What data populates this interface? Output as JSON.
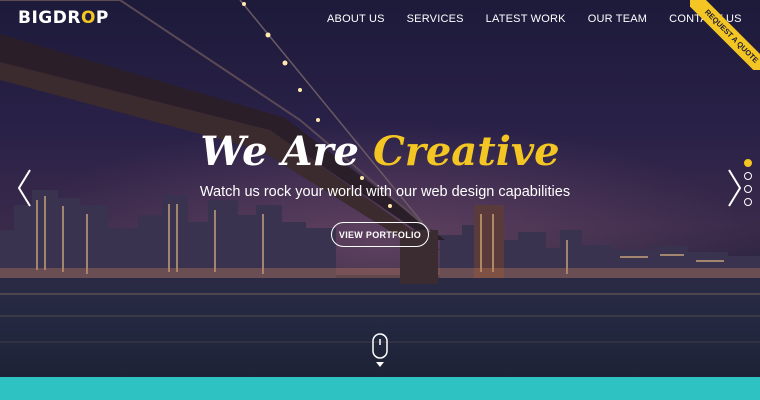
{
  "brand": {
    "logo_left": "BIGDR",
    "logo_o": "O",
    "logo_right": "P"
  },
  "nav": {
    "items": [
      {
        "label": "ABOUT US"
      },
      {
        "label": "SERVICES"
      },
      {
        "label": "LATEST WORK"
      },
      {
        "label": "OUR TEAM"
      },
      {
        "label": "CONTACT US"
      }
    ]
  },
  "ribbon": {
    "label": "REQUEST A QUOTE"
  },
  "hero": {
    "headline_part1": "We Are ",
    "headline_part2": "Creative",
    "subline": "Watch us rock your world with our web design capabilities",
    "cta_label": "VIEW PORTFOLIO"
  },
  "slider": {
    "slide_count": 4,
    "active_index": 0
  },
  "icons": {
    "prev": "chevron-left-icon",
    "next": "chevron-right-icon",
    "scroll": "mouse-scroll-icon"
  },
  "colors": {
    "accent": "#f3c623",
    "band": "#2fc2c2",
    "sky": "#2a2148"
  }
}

What you have to do - Reproduce the data verbatim. Do not carry any picture into the copy.

Response for this exercise -
What data populates this interface? Output as JSON.
{
  "brand": {
    "logo_left": "BIGDR",
    "logo_o": "O",
    "logo_right": "P"
  },
  "nav": {
    "items": [
      {
        "label": "ABOUT US"
      },
      {
        "label": "SERVICES"
      },
      {
        "label": "LATEST WORK"
      },
      {
        "label": "OUR TEAM"
      },
      {
        "label": "CONTACT US"
      }
    ]
  },
  "ribbon": {
    "label": "REQUEST A QUOTE"
  },
  "hero": {
    "headline_part1": "We Are ",
    "headline_part2": "Creative",
    "subline": "Watch us rock your world with our web design capabilities",
    "cta_label": "VIEW PORTFOLIO"
  },
  "slider": {
    "slide_count": 4,
    "active_index": 0
  },
  "icons": {
    "prev": "chevron-left-icon",
    "next": "chevron-right-icon",
    "scroll": "mouse-scroll-icon"
  },
  "colors": {
    "accent": "#f3c623",
    "band": "#2fc2c2",
    "sky": "#2a2148"
  }
}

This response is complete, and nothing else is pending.